• [OBJECTIVE]
Print out each record below, unaltered and complete, without its images.

• [EXTRACTED MATERIAL]

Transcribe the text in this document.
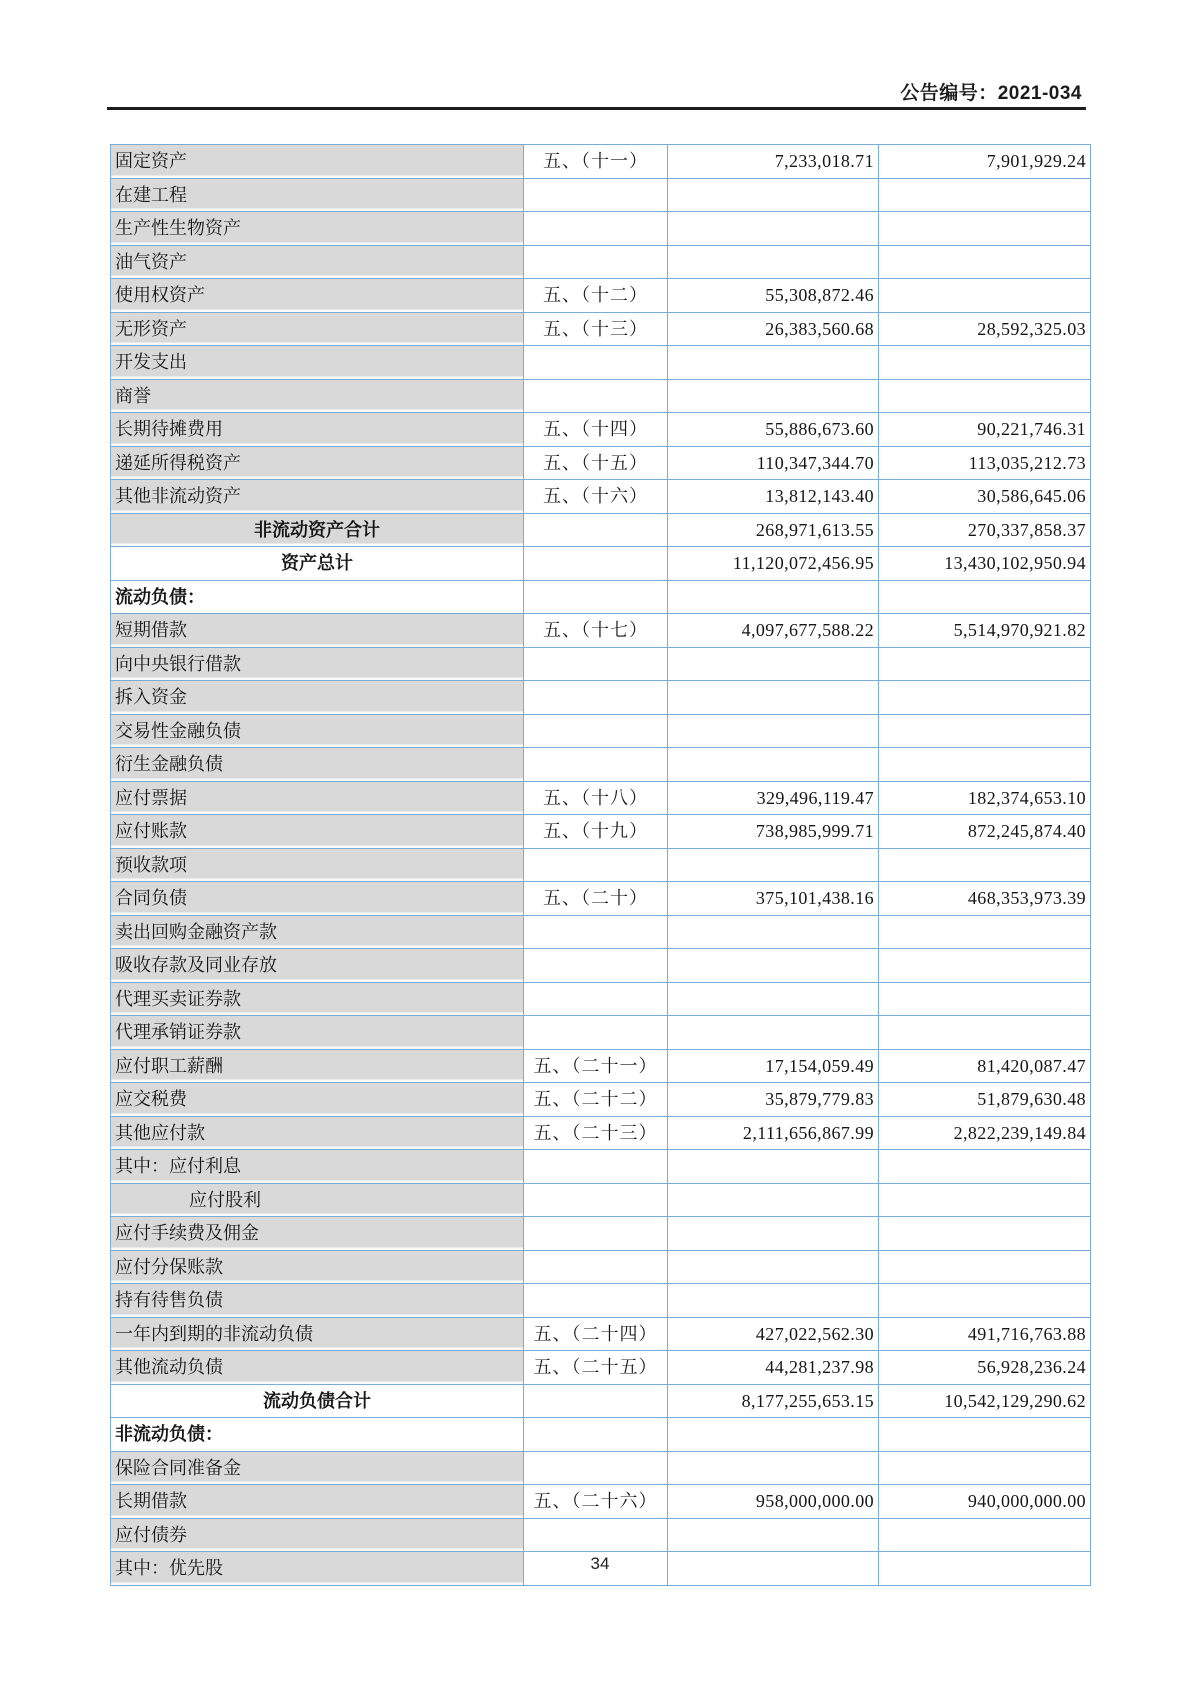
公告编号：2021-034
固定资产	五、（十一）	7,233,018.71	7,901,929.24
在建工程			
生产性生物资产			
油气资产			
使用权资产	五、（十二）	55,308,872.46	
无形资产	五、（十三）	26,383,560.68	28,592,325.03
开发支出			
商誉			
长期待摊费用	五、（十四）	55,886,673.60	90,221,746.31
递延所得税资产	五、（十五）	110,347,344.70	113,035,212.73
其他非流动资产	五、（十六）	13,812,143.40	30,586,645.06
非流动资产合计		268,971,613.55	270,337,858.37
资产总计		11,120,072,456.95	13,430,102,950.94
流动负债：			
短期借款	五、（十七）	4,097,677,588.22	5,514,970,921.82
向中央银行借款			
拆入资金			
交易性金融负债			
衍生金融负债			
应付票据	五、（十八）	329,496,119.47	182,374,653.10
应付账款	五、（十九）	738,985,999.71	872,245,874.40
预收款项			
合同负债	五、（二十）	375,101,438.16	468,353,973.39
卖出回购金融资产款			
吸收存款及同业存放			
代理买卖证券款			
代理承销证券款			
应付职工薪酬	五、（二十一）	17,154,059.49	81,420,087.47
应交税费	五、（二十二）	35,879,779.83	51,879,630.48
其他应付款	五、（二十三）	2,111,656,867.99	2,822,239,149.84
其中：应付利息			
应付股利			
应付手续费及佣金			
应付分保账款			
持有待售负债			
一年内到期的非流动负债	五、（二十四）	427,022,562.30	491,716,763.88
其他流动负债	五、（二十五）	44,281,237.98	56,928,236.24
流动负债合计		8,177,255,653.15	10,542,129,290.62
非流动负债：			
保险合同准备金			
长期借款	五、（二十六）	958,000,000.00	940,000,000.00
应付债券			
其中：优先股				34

• [ANSWER FOR THIS EXERCISE]
Transcribe the text in this document.
公告编号：2021-034
固定资产	五、（十一）	7,233,018.71	7,901,929.24
在建工程			
生产性生物资产			
油气资产			
使用权资产	五、（十二）	55,308,872.46	
无形资产	五、（十三）	26,383,560.68	28,592,325.03
开发支出			
商誉			
长期待摊费用	五、（十四）	55,886,673.60	90,221,746.31
递延所得税资产	五、（十五）	110,347,344.70	113,035,212.73
其他非流动资产	五、（十六）	13,812,143.40	30,586,645.06
非流动资产合计		268,971,613.55	270,337,858.37
资产总计		11,120,072,456.95	13,430,102,950.94
流动负债：			
短期借款	五、（十七）	4,097,677,588.22	5,514,970,921.82
向中央银行借款			
拆入资金			
交易性金融负债			
衍生金融负债			
应付票据	五、（十八）	329,496,119.47	182,374,653.10
应付账款	五、（十九）	738,985,999.71	872,245,874.40
预收款项			
合同负债	五、（二十）	375,101,438.16	468,353,973.39
卖出回购金融资产款			
吸收存款及同业存放			
代理买卖证券款			
代理承销证券款			
应付职工薪酬	五、（二十一）	17,154,059.49	81,420,087.47
应交税费	五、（二十二）	35,879,779.83	51,879,630.48
其他应付款	五、（二十三）	2,111,656,867.99	2,822,239,149.84
其中：应付利息			
应付股利			
应付手续费及佣金			
应付分保账款			
持有待售负债			
一年内到期的非流动负债	五、（二十四）	427,022,562.30	491,716,763.88
其他流动负债	五、（二十五）	44,281,237.98	56,928,236.24
流动负债合计		8,177,255,653.15	10,542,129,290.62
非流动负债：			
保险合同准备金			
长期借款	五、（二十六）	958,000,000.00	940,000,000.00
应付债券			
其中：优先股				34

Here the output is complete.